* start *
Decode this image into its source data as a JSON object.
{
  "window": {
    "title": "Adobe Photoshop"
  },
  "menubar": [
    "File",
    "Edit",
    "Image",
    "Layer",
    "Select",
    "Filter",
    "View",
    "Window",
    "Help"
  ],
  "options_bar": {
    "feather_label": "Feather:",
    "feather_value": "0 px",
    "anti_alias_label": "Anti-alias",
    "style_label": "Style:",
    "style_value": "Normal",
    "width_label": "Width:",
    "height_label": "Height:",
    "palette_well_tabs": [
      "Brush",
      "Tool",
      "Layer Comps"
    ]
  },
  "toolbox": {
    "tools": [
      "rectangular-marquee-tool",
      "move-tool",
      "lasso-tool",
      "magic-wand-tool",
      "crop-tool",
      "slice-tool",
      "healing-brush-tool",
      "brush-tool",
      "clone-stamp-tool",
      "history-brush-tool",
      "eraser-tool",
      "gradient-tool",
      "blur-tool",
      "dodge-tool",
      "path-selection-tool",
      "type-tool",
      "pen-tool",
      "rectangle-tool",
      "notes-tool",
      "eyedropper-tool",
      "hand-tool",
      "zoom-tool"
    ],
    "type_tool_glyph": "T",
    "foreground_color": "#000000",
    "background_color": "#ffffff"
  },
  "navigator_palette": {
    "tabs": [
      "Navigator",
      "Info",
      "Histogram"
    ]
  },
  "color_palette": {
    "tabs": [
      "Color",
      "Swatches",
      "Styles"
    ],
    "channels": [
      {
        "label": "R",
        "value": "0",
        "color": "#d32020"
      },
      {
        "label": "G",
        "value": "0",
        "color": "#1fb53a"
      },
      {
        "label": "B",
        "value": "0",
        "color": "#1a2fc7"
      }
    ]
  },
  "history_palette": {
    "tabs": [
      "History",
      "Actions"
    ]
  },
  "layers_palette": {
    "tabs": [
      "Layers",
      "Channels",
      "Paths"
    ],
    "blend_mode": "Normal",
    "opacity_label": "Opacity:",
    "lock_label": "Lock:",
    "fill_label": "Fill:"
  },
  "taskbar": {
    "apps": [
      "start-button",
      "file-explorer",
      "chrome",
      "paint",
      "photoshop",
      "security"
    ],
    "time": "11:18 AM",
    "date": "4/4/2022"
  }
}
* end *
The task
Every entry must be retyped in full, exactly as given.

Solution to this exercise
Decode this image into its source data as a JSON object.
{
  "window": {
    "title": "Adobe Photoshop"
  },
  "menubar": [
    "File",
    "Edit",
    "Image",
    "Layer",
    "Select",
    "Filter",
    "View",
    "Window",
    "Help"
  ],
  "options_bar": {
    "feather_label": "Feather:",
    "feather_value": "0 px",
    "anti_alias_label": "Anti-alias",
    "style_label": "Style:",
    "style_value": "Normal",
    "width_label": "Width:",
    "height_label": "Height:",
    "palette_well_tabs": [
      "Brush",
      "Tool",
      "Layer Comps"
    ]
  },
  "toolbox": {
    "tools": [
      "rectangular-marquee-tool",
      "move-tool",
      "lasso-tool",
      "magic-wand-tool",
      "crop-tool",
      "slice-tool",
      "healing-brush-tool",
      "brush-tool",
      "clone-stamp-tool",
      "history-brush-tool",
      "eraser-tool",
      "gradient-tool",
      "blur-tool",
      "dodge-tool",
      "path-selection-tool",
      "type-tool",
      "pen-tool",
      "rectangle-tool",
      "notes-tool",
      "eyedropper-tool",
      "hand-tool",
      "zoom-tool"
    ],
    "type_tool_glyph": "T",
    "foreground_color": "#000000",
    "background_color": "#ffffff"
  },
  "navigator_palette": {
    "tabs": [
      "Navigator",
      "Info",
      "Histogram"
    ]
  },
  "color_palette": {
    "tabs": [
      "Color",
      "Swatches",
      "Styles"
    ],
    "channels": [
      {
        "label": "R",
        "value": "0",
        "color": "#d32020"
      },
      {
        "label": "G",
        "value": "0",
        "color": "#1fb53a"
      },
      {
        "label": "B",
        "value": "0",
        "color": "#1a2fc7"
      }
    ]
  },
  "history_palette": {
    "tabs": [
      "History",
      "Actions"
    ]
  },
  "layers_palette": {
    "tabs": [
      "Layers",
      "Channels",
      "Paths"
    ],
    "blend_mode": "Normal",
    "opacity_label": "Opacity:",
    "lock_label": "Lock:",
    "fill_label": "Fill:"
  },
  "taskbar": {
    "apps": [
      "start-button",
      "file-explorer",
      "chrome",
      "paint",
      "photoshop",
      "security"
    ],
    "time": "11:18 AM",
    "date": "4/4/2022"
  }
}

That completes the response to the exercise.